__EXERCISE GOAL__
Check each line of the listing for the string "type", then state how many lines have it. Only the number is wanted.

start INPUT FOR THIS TASK

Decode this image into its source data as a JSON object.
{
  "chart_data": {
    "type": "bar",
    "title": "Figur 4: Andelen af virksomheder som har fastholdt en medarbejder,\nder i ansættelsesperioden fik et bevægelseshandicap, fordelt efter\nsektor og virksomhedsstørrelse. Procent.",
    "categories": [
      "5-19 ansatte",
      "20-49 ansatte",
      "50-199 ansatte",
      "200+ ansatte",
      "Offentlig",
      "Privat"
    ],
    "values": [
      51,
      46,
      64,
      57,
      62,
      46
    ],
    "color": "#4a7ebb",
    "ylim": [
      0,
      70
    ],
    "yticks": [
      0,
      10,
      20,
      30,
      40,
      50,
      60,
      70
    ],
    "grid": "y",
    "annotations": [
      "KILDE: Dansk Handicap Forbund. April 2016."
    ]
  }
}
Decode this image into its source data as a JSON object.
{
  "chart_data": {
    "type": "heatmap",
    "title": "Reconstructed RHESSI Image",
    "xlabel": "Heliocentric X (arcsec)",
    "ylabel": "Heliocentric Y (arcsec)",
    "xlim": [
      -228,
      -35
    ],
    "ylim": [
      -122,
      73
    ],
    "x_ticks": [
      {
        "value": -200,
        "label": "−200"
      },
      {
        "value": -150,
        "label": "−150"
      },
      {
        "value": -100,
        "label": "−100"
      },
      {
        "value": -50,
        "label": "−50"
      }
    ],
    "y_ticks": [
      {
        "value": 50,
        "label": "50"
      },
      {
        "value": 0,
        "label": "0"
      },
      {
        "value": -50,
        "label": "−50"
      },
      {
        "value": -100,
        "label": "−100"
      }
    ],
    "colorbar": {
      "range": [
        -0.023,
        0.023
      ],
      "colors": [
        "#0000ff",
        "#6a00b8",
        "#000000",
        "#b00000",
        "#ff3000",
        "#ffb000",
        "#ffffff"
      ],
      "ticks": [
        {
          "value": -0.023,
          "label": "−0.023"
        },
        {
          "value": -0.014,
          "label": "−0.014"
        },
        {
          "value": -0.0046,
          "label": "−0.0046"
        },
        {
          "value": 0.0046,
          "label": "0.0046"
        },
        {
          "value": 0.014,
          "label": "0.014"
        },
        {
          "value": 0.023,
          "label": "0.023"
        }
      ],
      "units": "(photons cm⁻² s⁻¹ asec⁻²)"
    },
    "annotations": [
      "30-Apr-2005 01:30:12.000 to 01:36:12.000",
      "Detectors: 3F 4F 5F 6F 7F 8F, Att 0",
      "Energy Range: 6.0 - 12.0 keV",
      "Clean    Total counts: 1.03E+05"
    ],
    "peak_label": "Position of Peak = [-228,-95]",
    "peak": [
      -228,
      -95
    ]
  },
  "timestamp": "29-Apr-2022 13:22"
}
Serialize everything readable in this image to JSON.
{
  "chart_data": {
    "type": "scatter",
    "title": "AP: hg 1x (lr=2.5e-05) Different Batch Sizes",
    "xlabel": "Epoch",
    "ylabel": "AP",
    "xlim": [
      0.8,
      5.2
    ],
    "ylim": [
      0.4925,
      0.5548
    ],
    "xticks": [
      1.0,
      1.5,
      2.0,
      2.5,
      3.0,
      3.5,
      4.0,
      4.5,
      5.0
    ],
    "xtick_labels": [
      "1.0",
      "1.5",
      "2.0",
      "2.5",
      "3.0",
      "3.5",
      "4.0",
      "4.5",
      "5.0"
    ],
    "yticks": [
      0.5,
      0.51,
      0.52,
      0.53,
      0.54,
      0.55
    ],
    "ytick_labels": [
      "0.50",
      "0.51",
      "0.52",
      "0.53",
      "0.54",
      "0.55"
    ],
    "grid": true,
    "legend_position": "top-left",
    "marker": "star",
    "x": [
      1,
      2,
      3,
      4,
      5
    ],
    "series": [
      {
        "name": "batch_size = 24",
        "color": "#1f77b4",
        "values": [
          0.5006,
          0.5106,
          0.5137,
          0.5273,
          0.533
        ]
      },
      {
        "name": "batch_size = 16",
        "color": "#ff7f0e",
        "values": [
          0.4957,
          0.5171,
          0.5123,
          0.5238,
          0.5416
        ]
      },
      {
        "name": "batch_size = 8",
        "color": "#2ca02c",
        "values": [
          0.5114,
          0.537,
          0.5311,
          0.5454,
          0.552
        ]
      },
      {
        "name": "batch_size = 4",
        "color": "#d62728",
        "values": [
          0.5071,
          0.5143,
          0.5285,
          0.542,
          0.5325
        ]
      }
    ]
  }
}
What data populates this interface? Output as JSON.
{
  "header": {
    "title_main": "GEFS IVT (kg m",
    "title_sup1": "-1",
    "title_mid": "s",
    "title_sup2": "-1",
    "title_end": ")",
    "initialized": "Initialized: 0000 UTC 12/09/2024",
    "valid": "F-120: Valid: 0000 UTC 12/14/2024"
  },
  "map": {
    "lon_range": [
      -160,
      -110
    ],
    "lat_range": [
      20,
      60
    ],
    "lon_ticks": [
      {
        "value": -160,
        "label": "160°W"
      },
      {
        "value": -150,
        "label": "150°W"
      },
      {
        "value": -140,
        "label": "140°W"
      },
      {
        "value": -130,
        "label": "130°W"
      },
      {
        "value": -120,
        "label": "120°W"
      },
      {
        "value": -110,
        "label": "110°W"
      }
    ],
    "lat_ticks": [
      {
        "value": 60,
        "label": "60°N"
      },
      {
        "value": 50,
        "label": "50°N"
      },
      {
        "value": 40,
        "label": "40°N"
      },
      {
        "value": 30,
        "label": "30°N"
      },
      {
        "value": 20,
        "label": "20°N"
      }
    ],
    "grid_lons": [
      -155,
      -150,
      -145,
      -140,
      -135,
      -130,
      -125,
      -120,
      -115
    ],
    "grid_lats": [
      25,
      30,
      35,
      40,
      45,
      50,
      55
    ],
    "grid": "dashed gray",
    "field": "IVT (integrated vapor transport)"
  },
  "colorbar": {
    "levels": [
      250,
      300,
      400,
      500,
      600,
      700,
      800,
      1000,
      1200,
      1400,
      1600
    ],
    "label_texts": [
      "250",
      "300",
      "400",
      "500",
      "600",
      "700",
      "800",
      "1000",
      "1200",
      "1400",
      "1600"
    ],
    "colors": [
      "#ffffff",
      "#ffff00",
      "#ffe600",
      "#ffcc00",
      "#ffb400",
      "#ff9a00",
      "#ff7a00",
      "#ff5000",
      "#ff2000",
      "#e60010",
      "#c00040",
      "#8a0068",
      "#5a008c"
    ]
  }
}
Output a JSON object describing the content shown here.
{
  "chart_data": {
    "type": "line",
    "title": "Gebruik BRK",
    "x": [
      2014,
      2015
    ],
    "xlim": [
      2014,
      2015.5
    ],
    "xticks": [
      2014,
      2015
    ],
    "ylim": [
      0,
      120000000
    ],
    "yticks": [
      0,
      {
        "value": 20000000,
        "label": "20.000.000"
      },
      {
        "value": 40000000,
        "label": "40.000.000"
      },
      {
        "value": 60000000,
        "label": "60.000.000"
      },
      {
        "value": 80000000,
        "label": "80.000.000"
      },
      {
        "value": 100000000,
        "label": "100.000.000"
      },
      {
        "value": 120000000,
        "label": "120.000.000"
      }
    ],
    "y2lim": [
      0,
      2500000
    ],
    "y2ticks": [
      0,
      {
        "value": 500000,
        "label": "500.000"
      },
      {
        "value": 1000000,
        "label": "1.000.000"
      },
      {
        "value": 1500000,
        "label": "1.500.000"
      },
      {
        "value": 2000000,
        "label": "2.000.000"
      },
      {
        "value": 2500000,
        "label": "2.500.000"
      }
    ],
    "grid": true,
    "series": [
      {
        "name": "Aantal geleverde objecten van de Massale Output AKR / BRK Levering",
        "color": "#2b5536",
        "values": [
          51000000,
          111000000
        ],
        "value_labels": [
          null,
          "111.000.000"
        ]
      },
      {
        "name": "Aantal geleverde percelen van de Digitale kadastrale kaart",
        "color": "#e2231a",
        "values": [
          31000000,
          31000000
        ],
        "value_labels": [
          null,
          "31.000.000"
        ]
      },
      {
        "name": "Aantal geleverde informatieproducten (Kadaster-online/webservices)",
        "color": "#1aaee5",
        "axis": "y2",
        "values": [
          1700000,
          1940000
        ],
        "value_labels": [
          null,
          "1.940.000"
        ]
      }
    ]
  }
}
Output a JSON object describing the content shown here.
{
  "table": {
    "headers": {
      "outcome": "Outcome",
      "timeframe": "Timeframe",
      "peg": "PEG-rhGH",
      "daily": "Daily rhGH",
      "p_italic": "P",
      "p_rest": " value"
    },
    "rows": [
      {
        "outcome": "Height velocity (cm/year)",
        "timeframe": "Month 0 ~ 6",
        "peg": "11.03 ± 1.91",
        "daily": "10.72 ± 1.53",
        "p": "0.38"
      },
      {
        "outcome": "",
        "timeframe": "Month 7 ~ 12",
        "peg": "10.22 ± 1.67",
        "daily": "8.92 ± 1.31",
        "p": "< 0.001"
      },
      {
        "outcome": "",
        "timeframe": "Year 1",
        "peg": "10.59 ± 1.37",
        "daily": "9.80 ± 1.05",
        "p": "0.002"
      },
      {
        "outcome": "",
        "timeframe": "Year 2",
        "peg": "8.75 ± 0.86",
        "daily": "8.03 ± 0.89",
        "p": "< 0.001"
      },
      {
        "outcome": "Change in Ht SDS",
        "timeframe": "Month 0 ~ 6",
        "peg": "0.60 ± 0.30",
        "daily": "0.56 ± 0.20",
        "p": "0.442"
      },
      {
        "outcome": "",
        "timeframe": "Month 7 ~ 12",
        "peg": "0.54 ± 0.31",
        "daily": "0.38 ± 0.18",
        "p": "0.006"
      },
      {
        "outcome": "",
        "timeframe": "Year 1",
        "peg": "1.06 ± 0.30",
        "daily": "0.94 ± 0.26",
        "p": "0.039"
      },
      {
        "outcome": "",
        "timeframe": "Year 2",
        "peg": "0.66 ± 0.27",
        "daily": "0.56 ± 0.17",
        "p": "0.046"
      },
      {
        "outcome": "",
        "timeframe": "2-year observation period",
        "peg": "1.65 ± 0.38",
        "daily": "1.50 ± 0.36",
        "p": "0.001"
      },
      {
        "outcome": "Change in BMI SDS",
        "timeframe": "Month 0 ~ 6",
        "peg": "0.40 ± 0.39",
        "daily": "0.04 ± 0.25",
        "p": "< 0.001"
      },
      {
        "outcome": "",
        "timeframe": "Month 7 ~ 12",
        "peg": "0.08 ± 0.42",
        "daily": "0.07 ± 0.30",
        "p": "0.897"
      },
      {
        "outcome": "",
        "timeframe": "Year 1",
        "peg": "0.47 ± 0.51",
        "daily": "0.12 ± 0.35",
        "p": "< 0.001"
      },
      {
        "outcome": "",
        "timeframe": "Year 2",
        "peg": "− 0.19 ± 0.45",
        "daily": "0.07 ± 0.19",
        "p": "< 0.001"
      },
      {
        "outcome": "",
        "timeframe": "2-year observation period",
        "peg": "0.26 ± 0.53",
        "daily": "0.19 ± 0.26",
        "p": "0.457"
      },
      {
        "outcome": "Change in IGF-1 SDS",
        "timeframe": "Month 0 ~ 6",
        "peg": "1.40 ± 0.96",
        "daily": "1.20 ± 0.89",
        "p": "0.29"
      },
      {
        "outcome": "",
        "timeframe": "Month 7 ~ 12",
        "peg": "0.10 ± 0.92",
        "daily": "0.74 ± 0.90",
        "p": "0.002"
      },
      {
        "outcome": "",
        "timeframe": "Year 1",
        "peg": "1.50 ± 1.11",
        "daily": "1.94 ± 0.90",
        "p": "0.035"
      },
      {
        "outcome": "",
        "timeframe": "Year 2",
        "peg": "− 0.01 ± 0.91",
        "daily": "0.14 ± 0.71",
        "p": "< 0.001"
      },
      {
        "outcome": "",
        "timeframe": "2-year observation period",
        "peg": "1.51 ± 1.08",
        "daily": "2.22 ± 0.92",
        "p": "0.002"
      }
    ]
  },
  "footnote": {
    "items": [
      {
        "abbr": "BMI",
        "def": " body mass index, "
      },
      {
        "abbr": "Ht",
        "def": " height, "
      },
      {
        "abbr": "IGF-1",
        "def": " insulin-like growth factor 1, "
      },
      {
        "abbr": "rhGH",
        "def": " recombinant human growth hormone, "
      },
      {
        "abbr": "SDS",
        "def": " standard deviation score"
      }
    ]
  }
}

end INPUT FOR THIS TASK

__WRITTEN ANSWER__
4